Exercise requirements:
Return all of the entries exactly, with nothing added or left out.

Extracted data entries
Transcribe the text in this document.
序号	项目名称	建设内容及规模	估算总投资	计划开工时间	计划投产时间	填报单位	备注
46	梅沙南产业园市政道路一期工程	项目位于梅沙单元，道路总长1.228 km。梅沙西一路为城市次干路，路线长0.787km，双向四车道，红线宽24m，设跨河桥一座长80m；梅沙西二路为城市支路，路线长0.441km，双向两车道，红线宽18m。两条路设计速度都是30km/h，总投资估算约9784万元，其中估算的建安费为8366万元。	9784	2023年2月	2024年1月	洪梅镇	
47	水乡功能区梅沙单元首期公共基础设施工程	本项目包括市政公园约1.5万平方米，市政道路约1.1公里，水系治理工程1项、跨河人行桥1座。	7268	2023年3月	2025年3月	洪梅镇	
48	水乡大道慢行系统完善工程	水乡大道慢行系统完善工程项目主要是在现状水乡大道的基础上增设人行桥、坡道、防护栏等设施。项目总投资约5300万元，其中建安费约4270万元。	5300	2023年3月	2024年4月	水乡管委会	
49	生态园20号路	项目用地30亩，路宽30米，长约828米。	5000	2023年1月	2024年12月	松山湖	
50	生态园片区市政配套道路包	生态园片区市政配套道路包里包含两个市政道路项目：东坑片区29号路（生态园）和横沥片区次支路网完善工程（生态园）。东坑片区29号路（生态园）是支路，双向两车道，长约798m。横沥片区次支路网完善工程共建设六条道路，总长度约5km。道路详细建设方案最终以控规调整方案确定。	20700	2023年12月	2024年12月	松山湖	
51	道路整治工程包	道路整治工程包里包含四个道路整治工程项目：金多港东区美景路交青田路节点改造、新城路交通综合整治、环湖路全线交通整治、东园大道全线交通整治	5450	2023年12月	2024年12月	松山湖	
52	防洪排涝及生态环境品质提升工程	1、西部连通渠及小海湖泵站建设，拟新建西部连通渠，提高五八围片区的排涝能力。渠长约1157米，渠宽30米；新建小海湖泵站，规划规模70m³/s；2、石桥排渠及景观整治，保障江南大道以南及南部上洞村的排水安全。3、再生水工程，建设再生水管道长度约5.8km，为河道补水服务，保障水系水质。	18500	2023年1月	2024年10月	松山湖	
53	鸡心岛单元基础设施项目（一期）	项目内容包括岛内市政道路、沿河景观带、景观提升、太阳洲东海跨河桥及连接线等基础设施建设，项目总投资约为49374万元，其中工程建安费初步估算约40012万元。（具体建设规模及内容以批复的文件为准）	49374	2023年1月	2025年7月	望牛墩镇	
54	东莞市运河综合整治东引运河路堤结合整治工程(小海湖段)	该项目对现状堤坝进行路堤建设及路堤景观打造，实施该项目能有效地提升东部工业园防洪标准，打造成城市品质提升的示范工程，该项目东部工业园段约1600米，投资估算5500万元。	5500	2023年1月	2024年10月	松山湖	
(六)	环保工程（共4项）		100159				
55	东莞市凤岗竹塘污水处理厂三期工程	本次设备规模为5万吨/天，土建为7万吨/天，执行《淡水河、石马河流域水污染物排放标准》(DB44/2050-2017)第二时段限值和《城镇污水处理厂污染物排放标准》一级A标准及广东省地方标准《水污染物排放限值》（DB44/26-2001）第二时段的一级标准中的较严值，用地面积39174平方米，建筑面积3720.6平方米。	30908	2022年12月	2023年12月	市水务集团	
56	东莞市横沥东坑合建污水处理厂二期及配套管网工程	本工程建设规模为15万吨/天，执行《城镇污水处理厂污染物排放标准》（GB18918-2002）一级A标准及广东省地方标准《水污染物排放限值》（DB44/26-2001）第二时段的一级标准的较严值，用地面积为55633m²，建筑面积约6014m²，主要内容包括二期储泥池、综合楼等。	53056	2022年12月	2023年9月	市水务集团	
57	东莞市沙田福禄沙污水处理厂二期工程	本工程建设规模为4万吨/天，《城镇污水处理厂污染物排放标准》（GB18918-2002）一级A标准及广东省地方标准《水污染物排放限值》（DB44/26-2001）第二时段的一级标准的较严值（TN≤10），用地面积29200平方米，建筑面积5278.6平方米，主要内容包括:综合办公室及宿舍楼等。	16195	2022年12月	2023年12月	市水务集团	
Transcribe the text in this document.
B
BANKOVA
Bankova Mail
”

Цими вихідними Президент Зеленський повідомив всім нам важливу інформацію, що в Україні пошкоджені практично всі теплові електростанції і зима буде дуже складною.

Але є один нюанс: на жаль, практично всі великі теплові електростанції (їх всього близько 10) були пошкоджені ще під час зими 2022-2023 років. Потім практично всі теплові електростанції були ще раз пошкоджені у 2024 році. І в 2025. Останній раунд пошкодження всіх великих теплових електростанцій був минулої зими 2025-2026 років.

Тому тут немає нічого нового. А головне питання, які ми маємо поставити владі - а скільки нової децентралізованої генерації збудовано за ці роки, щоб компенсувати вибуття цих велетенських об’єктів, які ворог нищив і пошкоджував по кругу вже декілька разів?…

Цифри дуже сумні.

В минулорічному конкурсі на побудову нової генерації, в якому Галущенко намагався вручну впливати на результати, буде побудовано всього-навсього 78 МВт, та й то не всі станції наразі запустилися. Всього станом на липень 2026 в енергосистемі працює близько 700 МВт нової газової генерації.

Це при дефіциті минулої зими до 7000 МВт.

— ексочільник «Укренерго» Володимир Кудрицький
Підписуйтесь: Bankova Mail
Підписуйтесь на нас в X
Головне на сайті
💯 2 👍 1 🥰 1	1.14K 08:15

Finished exercise:
Transcribe the text in this document.
序号	项目名称	建设内容及规模	估算总投资	计划开工时间	计划投产时间	填报单位	备注
46	梅沙南产业园市政道路一期工程	项目位于梅沙单元，道路总长1.228 km。梅沙西一路为城市次干路，路线长0.787km，双向四车道，红线宽24m，设跨河桥一座长80m；梅沙西二路为城市支路，路线长0.441km，双向两车道，红线宽18m。两条路设计速度都是30km/h，总投资估算约9784万元，其中估算的建安费为8366万元。	9784	2023年2月	2024年1月	洪梅镇	
47	水乡功能区梅沙单元首期公共基础设施工程	本项目包括市政公园约1.5万平方米，市政道路约1.1公里，水系治理工程1项、跨河人行桥1座。	7268	2023年3月	2025年3月	洪梅镇	
48	水乡大道慢行系统完善工程	水乡大道慢行系统完善工程项目主要是在现状水乡大道的基础上增设人行桥、坡道、防护栏等设施。项目总投资约5300万元，其中建安费约4270万元。	5300	2023年3月	2024年4月	水乡管委会	
49	生态园20号路	项目用地30亩，路宽30米，长约828米。	5000	2023年1月	2024年12月	松山湖	
50	生态园片区市政配套道路包	生态园片区市政配套道路包里包含两个市政道路项目：东坑片区29号路（生态园）和横沥片区次支路网完善工程（生态园）。东坑片区29号路（生态园）是支路，双向两车道，长约798m。横沥片区次支路网完善工程共建设六条道路，总长度约5km。道路详细建设方案最终以控规调整方案确定。	20700	2023年12月	2024年12月	松山湖	
51	道路整治工程包	道路整治工程包里包含四个道路整治工程项目：金多港东区美景路交青田路节点改造、新城路交通综合整治、环湖路全线交通整治、东园大道全线交通整治	5450	2023年12月	2024年12月	松山湖	
52	防洪排涝及生态环境品质提升工程	1、西部连通渠及小海湖泵站建设，拟新建西部连通渠，提高五八围片区的排涝能力。渠长约1157米，渠宽30米；新建小海湖泵站，规划规模70m³/s；2、石桥排渠及景观整治，保障江南大道以南及南部上洞村的排水安全。3、再生水工程，建设再生水管道长度约5.8km，为河道补水服务，保障水系水质。	18500	2023年1月	2024年10月	松山湖	
53	鸡心岛单元基础设施项目（一期）	项目内容包括岛内市政道路、沿河景观带、景观提升、太阳洲东海跨河桥及连接线等基础设施建设，项目总投资约为49374万元，其中工程建安费初步估算约40012万元。（具体建设规模及内容以批复的文件为准）	49374	2023年1月	2025年7月	望牛墩镇	
54	东莞市运河综合整治东引运河路堤结合整治工程(小海湖段)	该项目对现状堤坝进行路堤建设及路堤景观打造，实施该项目能有效地提升东部工业园防洪标准，打造成城市品质提升的示范工程，该项目东部工业园段约1600米，投资估算5500万元。	5500	2023年1月	2024年10月	松山湖	
(六)	环保工程（共4项）		100159				
55	东莞市凤岗竹塘污水处理厂三期工程	本次设备规模为5万吨/天，土建为7万吨/天，执行《淡水河、石马河流域水污染物排放标准》(DB44/2050-2017)第二时段限值和《城镇污水处理厂污染物排放标准》一级A标准及广东省地方标准《水污染物排放限值》（DB44/26-2001）第二时段的一级标准中的较严值，用地面积39174平方米，建筑面积3720.6平方米。	30908	2022年12月	2023年12月	市水务集团	
56	东莞市横沥东坑合建污水处理厂二期及配套管网工程	本工程建设规模为15万吨/天，执行《城镇污水处理厂污染物排放标准》（GB18918-2002）一级A标准及广东省地方标准《水污染物排放限值》（DB44/26-2001）第二时段的一级标准的较严值，用地面积为55633m²，建筑面积约6014m²，主要内容包括二期储泥池、综合楼等。	53056	2022年12月	2023年9月	市水务集团	
57	东莞市沙田福禄沙污水处理厂二期工程	本工程建设规模为4万吨/天，《城镇污水处理厂污染物排放标准》（GB18918-2002）一级A标准及广东省地方标准《水污染物排放限值》（DB44/26-2001）第二时段的一级标准的较严值（TN≤10），用地面积29200平方米，建筑面积5278.6平方米，主要内容包括:综合办公室及宿舍楼等。	16195	2022年12月	2023年12月	市水务集团	
Transcribe the text in this document.
B
BANKOVA
Bankova Mail
”

Цими вихідними Президент Зеленський повідомив всім нам важливу інформацію, що в Україні пошкоджені практично всі теплові електростанції і зима буде дуже складною.

Але є один нюанс: на жаль, практично всі великі теплові електростанції (їх всього близько 10) були пошкоджені ще під час зими 2022-2023 років. Потім практично всі теплові електростанції були ще раз пошкоджені у 2024 році. І в 2025. Останній раунд пошкодження всіх великих теплових електростанцій був минулої зими 2025-2026 років.

Тому тут немає нічого нового. А головне питання, які ми маємо поставити владі - а скільки нової децентралізованої генерації збудовано за ці роки, щоб компенсувати вибуття цих велетенських об’єктів, які ворог нищив і пошкоджував по кругу вже декілька разів?…

Цифри дуже сумні.

В минулорічному конкурсі на побудову нової генерації, в якому Галущенко намагався вручну впливати на результати, буде побудовано всього-навсього 78 МВт, та й то не всі станції наразі запустилися. Всього станом на липень 2026 в енергосистемі працює близько 700 МВт нової газової генерації.

Це при дефіциті минулої зими до 7000 МВт.

— ексочільник «Укренерго» Володимир Кудрицький
Підписуйтесь: Bankova Mail
Підписуйтесь на нас в X
Головне на сайті
💯 2 👍 1 🥰 1	1.14K 08:15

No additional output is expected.